(Some records)

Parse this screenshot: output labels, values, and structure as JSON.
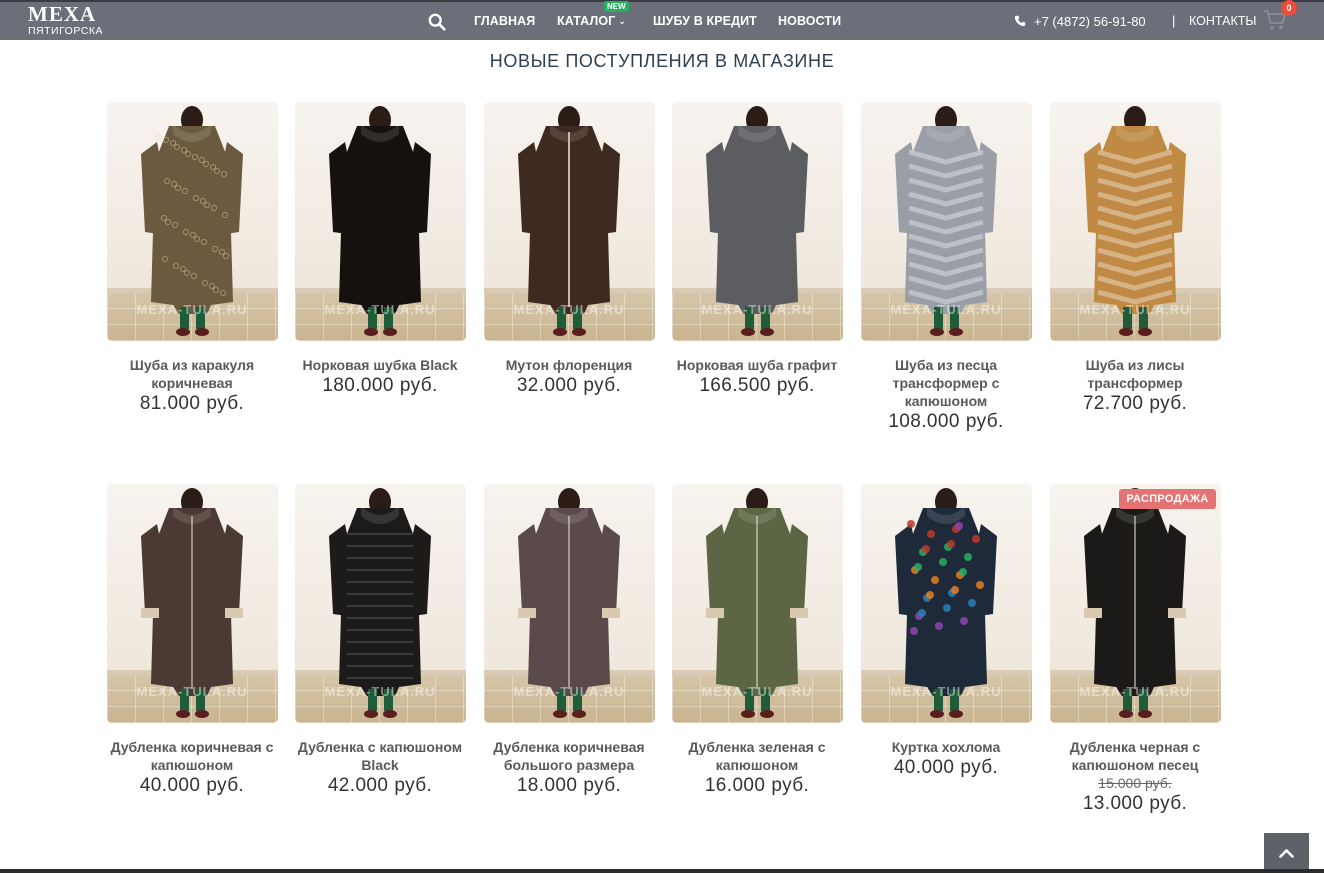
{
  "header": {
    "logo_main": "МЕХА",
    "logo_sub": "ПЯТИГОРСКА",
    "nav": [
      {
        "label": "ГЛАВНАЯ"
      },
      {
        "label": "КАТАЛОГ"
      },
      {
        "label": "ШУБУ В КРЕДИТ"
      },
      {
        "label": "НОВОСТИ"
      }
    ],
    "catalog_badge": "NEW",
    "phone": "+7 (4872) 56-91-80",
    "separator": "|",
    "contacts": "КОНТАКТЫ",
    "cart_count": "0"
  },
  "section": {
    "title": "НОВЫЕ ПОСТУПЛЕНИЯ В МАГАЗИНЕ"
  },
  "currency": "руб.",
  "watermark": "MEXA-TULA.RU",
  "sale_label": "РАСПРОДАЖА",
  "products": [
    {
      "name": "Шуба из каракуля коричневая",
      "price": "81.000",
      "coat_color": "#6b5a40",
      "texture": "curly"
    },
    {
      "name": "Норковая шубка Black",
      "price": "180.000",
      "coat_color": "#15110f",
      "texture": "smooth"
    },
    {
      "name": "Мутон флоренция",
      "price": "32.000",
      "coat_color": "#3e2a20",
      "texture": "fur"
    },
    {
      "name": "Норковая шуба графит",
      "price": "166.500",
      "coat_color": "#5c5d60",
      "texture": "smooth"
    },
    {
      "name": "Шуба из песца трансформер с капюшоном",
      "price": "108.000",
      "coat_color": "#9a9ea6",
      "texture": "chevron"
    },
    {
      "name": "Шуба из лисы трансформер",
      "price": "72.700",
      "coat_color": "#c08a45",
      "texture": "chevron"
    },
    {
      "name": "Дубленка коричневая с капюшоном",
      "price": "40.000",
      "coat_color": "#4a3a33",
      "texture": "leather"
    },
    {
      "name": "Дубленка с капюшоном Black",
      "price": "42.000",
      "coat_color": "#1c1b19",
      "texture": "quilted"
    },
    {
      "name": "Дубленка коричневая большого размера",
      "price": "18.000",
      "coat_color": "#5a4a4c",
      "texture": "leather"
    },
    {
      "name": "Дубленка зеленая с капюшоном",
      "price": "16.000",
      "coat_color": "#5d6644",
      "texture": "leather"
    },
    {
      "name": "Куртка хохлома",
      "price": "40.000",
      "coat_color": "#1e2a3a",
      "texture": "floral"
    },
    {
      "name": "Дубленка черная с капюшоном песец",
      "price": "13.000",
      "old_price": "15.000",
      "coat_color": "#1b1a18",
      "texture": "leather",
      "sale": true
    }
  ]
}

--

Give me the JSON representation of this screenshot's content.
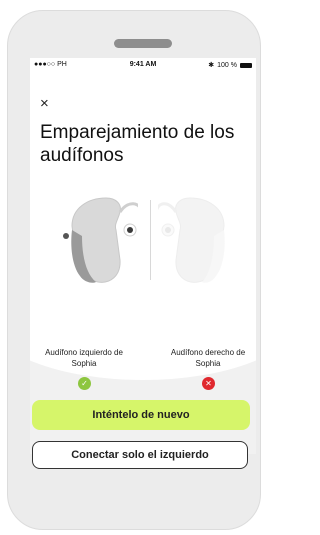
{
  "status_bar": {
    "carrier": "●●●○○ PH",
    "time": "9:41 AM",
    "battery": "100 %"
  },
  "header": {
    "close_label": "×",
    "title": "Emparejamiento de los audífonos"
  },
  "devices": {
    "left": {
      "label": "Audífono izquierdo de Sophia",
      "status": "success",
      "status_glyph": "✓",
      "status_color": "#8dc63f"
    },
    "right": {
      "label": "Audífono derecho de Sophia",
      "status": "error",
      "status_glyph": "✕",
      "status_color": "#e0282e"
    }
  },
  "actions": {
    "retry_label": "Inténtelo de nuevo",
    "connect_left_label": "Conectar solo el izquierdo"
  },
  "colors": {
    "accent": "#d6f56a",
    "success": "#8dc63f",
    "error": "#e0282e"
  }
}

Your task
Find and copy every line in the entries above where the string "трансформер" occurs.

The result
      "name": "Шуба из песца трансформер с капюшоном",
      "name": "Шуба из лисы трансформер",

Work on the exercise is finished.